TESTO DELL'ESERCIZIO:
###
“IRAN, CRISI FERTILIZZANTI COLPISCE AGRICOLTURA. SERVE AUTONOMIA UE”

21 Aprile 2026

BRUXELLES, 10 MAR – “Lo dico da quando mi sono seduta per la prima volta in commissione Agricoltura: serve una strategia seria ed europea per far uscire gli agricoltori dalle dipendenze esterne — prezzi volatili, input chimici, fertilizzanti — che oggi li schiacciano come catene globali fragili. La guerra in Iran, con lo Stretto di Hormuz paralizzato ha fatto schizzare i prezzi dell’urea del 19% e del gas europeo del 45% in 48 ore, minacciando raccolti, filiera agroalimentare e, di conseguenza, i prezzi degli alimenti”. Lo dichiara l’eurodeputata di Alleanza Verdi e Sinistra Cristina Guarda.

“Condanniamo il regime oppressivo di Khamenei per le sue violazioni sistematiche dei diritti umani, ma i raid USA-Israele in violazione del diritto internazionale aggravano la tragedia umanitaria e trasformano i fertilizzanti in arma geopolitica” continua l’eurodeputata.
###
DATI:
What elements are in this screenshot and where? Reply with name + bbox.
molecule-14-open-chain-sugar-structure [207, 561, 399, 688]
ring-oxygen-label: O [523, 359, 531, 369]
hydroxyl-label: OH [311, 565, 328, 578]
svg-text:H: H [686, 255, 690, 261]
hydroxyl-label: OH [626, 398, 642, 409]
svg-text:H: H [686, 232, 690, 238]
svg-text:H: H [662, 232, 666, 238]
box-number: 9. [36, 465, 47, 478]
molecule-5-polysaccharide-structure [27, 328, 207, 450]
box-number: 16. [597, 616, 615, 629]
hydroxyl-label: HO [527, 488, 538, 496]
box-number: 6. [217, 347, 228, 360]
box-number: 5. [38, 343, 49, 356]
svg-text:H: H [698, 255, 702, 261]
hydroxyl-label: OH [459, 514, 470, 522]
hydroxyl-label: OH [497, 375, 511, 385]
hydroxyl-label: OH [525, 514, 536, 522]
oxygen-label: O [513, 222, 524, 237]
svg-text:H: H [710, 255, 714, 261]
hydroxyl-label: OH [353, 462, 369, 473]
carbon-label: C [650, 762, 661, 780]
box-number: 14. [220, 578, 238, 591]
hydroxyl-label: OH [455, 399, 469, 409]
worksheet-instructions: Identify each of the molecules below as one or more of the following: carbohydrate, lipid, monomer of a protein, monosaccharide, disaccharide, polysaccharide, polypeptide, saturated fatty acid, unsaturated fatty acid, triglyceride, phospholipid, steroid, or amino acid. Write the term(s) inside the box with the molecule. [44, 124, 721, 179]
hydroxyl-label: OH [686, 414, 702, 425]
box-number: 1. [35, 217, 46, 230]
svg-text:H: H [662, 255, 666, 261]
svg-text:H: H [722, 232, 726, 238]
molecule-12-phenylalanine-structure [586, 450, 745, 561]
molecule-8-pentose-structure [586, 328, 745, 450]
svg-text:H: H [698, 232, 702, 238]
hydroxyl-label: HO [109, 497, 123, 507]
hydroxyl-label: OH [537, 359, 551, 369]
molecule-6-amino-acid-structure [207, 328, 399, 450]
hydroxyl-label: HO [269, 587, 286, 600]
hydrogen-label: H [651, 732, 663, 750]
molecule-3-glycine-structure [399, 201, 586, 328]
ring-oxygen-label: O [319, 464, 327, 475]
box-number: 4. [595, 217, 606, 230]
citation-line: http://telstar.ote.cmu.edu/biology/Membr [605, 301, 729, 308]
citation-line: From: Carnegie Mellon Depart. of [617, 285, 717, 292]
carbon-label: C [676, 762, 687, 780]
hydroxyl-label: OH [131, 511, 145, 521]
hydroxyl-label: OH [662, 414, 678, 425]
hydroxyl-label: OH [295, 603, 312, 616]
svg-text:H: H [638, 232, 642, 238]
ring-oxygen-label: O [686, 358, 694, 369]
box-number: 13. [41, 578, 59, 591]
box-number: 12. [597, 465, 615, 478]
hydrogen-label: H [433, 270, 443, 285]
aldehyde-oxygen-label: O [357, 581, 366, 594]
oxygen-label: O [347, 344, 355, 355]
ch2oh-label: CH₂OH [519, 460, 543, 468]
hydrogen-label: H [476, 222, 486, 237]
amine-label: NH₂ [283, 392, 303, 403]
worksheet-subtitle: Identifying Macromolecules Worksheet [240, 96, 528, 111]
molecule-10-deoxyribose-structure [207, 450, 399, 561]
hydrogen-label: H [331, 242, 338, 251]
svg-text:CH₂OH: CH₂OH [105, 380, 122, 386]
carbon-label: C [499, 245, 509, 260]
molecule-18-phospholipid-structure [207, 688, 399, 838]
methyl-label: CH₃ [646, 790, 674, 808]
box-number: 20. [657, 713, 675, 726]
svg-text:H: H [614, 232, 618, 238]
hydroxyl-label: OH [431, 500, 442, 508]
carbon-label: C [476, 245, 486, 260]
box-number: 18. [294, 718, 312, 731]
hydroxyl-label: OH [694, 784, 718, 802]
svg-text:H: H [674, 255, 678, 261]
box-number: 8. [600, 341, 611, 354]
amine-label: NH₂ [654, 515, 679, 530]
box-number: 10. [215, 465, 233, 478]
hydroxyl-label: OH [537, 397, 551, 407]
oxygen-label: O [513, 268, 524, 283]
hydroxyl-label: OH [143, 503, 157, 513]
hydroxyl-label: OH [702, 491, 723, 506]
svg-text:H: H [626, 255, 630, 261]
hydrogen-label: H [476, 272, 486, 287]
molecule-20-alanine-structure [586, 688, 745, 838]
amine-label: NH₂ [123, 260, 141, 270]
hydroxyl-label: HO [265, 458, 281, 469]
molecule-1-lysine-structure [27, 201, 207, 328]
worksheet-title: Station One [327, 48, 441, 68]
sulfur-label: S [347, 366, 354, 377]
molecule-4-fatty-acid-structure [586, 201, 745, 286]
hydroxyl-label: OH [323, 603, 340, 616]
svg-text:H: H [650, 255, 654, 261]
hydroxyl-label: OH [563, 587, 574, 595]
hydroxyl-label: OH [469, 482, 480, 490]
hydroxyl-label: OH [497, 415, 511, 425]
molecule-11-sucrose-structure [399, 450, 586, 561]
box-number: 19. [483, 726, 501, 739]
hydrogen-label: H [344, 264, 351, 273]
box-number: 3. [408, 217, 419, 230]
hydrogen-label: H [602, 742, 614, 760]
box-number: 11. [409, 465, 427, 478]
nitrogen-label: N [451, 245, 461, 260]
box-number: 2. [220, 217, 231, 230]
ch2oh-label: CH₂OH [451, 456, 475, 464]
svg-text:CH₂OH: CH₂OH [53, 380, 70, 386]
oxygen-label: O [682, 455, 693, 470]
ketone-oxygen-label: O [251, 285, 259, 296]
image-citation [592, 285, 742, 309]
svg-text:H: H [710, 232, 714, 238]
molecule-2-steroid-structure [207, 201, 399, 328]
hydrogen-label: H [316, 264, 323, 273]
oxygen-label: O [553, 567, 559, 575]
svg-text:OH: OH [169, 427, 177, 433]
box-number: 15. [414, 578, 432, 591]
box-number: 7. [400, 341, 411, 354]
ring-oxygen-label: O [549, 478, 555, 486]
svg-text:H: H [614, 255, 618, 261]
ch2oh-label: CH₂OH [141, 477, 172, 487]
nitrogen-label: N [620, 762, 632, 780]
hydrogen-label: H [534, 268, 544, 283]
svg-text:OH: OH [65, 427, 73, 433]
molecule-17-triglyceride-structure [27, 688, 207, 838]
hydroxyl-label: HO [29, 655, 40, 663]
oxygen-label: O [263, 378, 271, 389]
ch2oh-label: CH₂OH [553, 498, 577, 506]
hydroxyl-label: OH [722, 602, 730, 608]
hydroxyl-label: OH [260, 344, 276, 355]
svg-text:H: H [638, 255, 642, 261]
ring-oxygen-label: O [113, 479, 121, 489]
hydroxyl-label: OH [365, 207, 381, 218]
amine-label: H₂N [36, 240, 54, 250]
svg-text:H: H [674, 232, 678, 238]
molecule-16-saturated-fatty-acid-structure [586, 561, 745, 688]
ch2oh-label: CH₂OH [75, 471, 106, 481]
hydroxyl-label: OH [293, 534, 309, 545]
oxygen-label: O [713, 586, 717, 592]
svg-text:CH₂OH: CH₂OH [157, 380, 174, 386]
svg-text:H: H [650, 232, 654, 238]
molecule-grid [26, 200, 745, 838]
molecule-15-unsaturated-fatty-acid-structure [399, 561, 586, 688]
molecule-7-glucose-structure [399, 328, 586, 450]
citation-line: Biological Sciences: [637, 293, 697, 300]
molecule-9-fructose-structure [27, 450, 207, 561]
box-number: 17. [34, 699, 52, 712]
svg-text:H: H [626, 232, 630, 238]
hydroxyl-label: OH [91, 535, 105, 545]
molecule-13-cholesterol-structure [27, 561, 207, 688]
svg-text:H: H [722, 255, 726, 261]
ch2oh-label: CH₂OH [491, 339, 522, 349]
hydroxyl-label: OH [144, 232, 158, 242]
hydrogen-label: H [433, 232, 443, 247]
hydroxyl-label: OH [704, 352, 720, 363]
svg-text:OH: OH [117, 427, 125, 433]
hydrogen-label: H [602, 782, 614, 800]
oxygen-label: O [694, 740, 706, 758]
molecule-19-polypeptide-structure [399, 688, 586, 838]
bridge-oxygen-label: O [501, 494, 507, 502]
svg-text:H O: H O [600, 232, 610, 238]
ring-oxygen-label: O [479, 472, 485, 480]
###
ESERCIZI:
[1] Rispondi alle domande sul testo sulla crisi dei fertilizzanti.
(a) Di quanto sono saliti i prezzi dell'urea?
(b) In quanto tempo il gas europeo è aumentato del 45%?
(c) Di quale regime l'eurodeputata condanna le violazioni dei diritti umani?
[2] Riprendi il testo sulla crisi dei fertilizzanti e prosegui dopo l'ultima frase.
I dati sono materiale a sé, separato dal testo.

RISPOSTE:
[1]
(a) Del 19%.
(b) In 48 ore.
(c) Del regime di Khamenei.

[2]
“Dobbiamo agire subito contro la volatilità dei prezzi con domanda pubblica e con meccanismi europei per stabilizzare i mercati. Nel breve periodo può anche avere senso valutare strumenti di riserva, ma non possiamo limitarci a correre a creare stock di fertilizzanti chimici senza una strategia credibile per ridurre davvero le nostre dipendenze e quindi risolvere il problema alla radice. Nel medio-lungo termine dobbiamo tagliare queste vulnerabilità strutturali investendo in ricerca su alternative sostenibili e che possiamo produrre in Europa – fertilizzanti green come ammoniaca da idrogeno rinnovabile, biostimolanti ecc. Serve più efficienza d’uso, più biologico e agroecologia per suoli sani, sistemi misti e andare verso un’autonomia aziendale che riduce i costi fissi per gli agricoltori”, spiega Guarda.

“Siamo all’alba delle discussioni sulla PAC post-2027 e sulla riforma dell’OCM: è il momento giusto per dotarci di una vera strategia europea. Un’occasione storica per rafforzare filiere corte, politiche alimentari resilienti e una transizione ecologica che renda l’agricoltura europea protagonista, non ostaggio dei ricatti energetici. Tutte facce della stessa medaglia: prezzi più stabili, aziende più autonome e cibo accessibile per tutti”, conclude.